# [REQUIREMENT]
Convert the listing lines starting with the line that contains "Patent image size: (740, 543)." and running through the line that contains "The plate 2 is at (129, 304)." into a numbered list, leaving out blank lines.

Recorded data
* Begin *
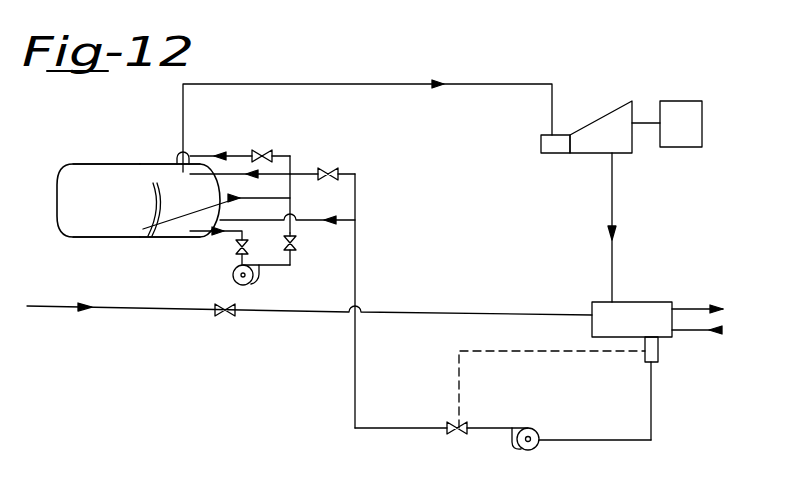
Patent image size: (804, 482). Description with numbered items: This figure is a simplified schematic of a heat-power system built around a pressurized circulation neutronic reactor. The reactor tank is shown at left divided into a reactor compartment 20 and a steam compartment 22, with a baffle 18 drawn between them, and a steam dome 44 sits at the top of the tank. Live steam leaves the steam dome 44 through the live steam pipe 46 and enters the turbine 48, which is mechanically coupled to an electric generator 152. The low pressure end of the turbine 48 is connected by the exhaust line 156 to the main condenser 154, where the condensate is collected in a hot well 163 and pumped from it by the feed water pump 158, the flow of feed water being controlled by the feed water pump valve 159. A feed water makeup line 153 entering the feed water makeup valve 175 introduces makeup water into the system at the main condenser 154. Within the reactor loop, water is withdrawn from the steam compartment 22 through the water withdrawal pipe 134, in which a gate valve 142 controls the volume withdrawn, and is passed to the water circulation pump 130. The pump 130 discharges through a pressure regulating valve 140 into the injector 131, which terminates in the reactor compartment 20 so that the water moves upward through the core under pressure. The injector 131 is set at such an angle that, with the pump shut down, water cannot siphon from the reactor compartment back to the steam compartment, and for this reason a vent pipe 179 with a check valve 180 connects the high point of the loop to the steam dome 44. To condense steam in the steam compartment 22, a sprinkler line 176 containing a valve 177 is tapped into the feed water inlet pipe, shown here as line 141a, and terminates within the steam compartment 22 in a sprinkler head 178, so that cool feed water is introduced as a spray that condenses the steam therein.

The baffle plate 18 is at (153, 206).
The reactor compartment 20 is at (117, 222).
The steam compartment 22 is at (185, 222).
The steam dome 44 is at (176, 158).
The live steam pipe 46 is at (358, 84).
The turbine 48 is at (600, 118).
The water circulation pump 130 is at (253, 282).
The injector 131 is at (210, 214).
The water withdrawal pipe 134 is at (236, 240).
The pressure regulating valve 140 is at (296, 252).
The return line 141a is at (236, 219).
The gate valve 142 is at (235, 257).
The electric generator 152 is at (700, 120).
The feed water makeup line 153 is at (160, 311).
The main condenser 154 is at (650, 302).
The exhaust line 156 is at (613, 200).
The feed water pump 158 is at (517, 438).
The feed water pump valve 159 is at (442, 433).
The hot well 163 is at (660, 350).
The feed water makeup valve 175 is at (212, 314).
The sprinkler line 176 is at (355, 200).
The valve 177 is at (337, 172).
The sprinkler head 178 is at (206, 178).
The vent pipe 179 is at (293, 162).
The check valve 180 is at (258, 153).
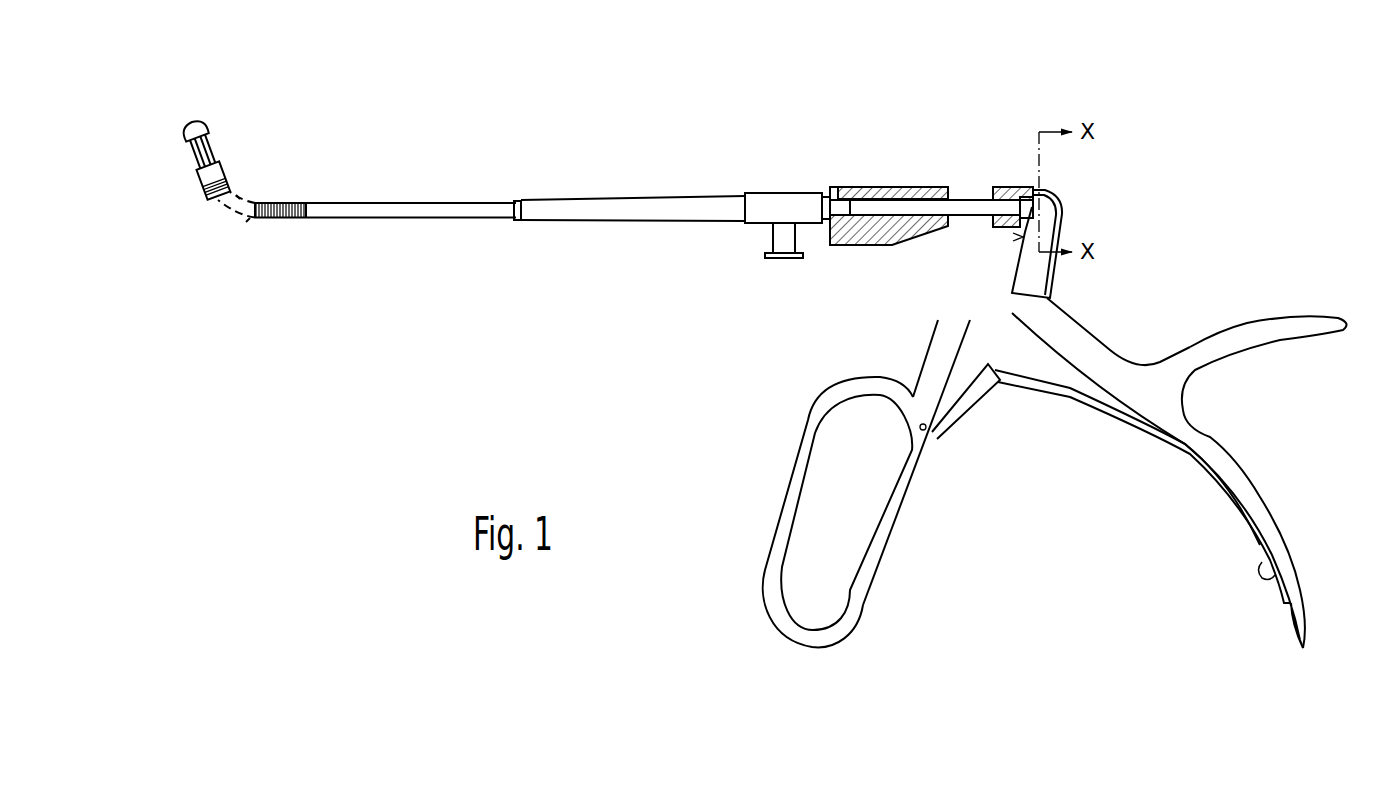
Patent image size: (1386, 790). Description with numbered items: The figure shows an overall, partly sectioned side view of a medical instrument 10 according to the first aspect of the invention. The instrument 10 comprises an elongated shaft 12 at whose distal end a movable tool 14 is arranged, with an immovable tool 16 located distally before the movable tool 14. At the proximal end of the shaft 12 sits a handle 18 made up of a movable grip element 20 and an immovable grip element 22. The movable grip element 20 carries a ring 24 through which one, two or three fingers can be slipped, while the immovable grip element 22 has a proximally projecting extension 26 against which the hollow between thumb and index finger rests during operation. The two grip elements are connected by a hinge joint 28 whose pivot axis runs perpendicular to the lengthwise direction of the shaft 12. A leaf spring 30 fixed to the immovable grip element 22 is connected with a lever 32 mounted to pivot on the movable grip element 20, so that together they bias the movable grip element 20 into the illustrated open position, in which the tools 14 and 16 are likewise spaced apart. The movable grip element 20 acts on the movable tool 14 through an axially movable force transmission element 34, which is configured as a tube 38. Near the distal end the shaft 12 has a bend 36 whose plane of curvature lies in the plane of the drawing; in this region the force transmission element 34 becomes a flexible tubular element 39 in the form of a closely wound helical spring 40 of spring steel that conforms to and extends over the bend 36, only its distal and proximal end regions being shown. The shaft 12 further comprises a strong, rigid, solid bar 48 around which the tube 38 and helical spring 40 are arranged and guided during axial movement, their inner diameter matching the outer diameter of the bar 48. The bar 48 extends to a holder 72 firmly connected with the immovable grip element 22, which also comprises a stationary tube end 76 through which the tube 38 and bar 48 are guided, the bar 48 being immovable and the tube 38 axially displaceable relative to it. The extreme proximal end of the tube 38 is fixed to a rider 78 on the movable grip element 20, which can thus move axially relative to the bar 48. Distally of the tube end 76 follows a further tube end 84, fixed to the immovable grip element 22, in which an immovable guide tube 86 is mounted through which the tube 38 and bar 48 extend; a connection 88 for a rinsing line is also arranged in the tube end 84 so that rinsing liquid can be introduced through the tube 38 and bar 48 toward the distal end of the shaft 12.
* End *
* Begin *
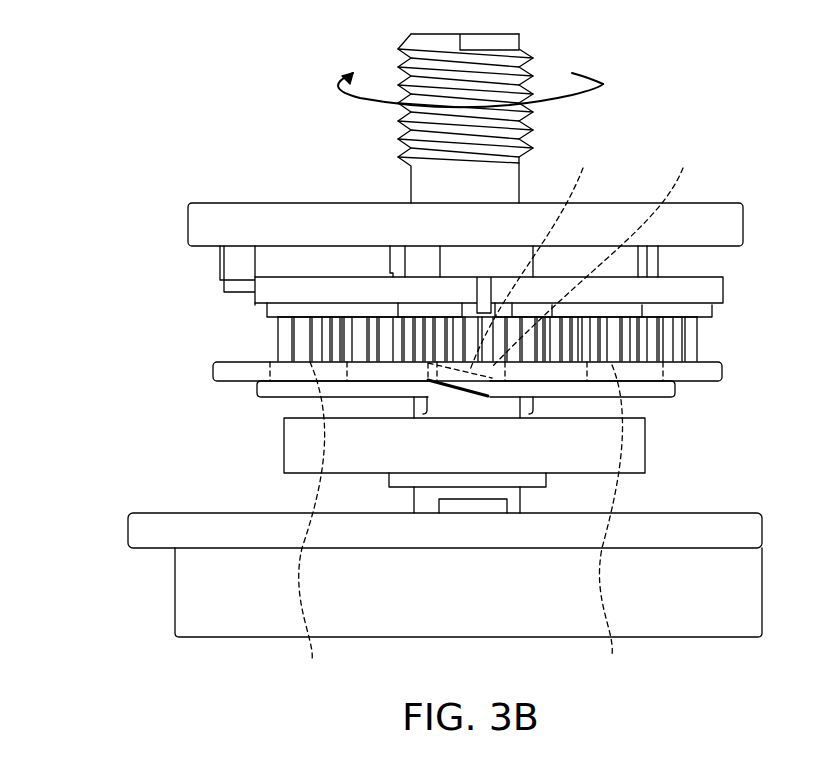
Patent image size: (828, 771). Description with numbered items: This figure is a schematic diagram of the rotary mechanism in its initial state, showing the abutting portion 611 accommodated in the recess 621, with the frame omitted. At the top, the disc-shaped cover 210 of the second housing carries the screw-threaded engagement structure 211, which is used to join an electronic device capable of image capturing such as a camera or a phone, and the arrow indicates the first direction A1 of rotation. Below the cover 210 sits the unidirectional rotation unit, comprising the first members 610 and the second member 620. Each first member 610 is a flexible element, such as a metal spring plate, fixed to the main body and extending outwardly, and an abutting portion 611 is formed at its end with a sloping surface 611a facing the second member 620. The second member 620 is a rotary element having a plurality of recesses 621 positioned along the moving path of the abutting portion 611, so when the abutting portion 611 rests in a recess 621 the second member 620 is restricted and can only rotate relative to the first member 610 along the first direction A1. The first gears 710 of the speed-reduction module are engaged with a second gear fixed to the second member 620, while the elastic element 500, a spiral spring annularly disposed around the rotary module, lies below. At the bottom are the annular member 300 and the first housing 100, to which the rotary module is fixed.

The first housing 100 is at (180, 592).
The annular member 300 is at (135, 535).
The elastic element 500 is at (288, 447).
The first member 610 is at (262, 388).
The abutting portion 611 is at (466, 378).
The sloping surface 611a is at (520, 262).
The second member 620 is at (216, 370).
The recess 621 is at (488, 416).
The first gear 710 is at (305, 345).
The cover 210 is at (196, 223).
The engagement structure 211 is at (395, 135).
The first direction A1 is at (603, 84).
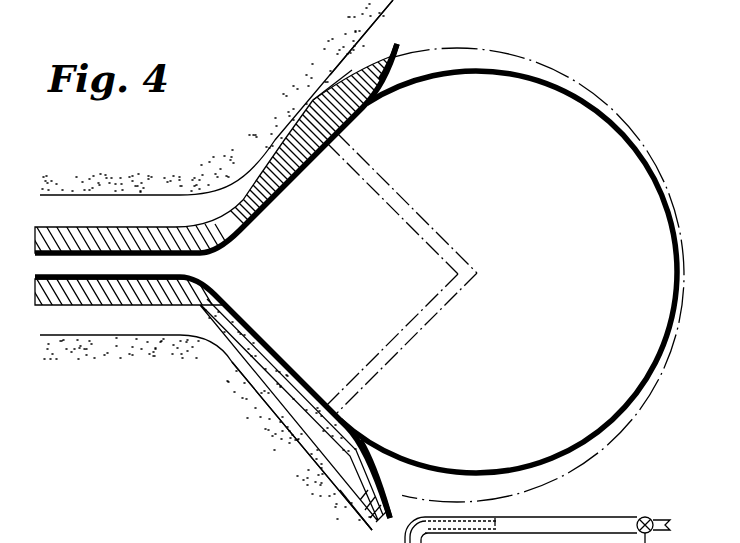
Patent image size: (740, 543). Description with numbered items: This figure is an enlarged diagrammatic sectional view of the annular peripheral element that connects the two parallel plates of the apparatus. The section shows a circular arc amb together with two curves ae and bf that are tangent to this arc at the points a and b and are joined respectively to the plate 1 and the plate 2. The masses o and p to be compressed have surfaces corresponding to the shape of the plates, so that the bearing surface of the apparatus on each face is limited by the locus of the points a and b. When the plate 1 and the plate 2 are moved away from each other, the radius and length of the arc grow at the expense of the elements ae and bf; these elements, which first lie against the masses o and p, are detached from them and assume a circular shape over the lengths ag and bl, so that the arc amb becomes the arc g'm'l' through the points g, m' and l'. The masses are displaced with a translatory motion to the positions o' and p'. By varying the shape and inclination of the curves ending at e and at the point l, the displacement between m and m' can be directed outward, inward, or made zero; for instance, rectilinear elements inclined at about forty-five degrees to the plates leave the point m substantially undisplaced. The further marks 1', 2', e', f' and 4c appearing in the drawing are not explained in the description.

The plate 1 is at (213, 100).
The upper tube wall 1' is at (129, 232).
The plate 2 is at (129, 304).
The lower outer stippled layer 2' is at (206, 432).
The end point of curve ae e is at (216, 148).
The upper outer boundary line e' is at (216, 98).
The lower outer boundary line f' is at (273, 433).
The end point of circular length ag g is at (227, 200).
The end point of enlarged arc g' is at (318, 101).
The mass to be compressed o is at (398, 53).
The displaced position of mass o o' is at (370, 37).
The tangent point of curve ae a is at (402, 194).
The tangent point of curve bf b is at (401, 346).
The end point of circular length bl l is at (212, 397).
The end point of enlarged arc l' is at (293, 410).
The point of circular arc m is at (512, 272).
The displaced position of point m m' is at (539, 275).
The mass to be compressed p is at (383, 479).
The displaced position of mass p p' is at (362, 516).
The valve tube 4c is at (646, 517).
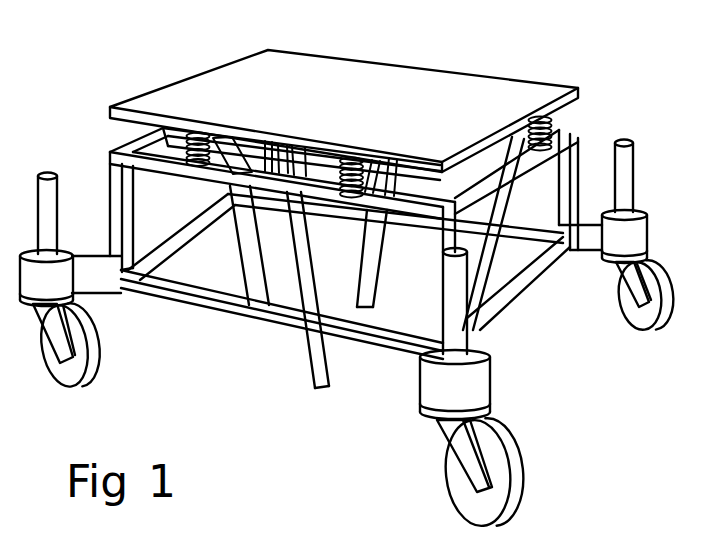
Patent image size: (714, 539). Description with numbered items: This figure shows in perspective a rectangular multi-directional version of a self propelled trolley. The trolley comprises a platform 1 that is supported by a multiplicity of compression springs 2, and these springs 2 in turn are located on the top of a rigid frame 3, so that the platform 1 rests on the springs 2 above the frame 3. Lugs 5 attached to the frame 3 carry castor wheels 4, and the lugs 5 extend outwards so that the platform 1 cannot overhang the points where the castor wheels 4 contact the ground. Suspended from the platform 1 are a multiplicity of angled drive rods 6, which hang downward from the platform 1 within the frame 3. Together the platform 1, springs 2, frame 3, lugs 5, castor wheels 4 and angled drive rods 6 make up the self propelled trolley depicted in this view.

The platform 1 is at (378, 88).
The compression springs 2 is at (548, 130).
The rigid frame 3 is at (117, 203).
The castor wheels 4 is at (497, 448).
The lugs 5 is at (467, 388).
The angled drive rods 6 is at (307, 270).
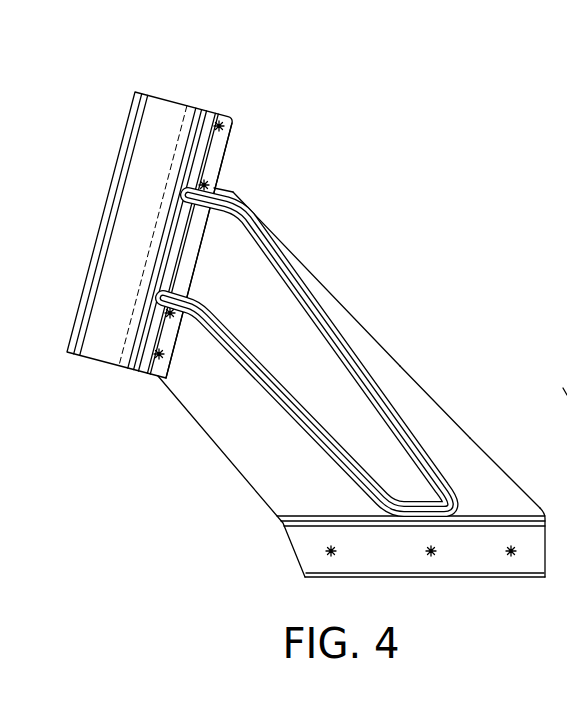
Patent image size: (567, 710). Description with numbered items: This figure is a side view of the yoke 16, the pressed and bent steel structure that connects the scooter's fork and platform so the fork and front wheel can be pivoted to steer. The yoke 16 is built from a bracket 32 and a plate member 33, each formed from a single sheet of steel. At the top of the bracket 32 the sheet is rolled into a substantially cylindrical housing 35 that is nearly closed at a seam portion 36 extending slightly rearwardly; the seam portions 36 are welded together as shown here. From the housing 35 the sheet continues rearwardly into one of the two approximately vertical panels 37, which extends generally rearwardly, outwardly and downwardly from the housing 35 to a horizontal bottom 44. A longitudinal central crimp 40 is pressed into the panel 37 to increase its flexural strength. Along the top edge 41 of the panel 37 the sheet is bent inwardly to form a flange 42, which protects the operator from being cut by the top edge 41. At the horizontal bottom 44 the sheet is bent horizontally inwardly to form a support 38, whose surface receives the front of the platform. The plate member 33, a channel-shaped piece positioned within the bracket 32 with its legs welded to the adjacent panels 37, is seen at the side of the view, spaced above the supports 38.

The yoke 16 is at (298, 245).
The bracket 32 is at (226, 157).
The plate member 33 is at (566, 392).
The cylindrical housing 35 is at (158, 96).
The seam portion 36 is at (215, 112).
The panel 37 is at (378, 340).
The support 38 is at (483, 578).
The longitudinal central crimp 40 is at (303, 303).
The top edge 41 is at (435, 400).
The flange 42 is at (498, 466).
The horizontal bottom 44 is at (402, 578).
* End *
# [REPLY TO THE TASK]
1. Patent image size: (740, 543). Description with numbered items: This figure is an enlarged diagrammatic sectional view of the annular peripheral element that connects the two parallel plates of the apparatus. The section shows a circular arc amb together with two curves ae and bf that are tangent to this arc at the points a and b and are joined respectively to the plate 1 and the plate 2. The masses o and p to be compressed have surfaces corresponding to the shape of the plates, so that the bearing surface of the apparatus on each face is limited by the locus of the points a and b. When the plate 1 and the plate 2 are moved away from each other, the radius and length of the arc grow at the expense of the elements ae and bf; these elements, which first lie against the masses o and p, are detached from them and assume a circular shape over the lengths ag and bl, so that the arc amb becomes the arc g'm'l' through the points g, m' and l'. The masses are displaced with a translatory motion to the positions o' and p'. By varying the shape and inclination of the curves ending at e and at the point l, the displacement between m and m' can be directed outward, inward, or made zero; for instance, rectilinear elements inclined at about forty-five degrees to the plates leave the point m substantially undisplaced. The further marks 1', 2', e', f' and 4c appearing in the drawing are not explained in the description.
2. The plate 1 is at (213, 100).
3. The upper tube wall 1' is at (129, 232).
4. The plate 2 is at (129, 304).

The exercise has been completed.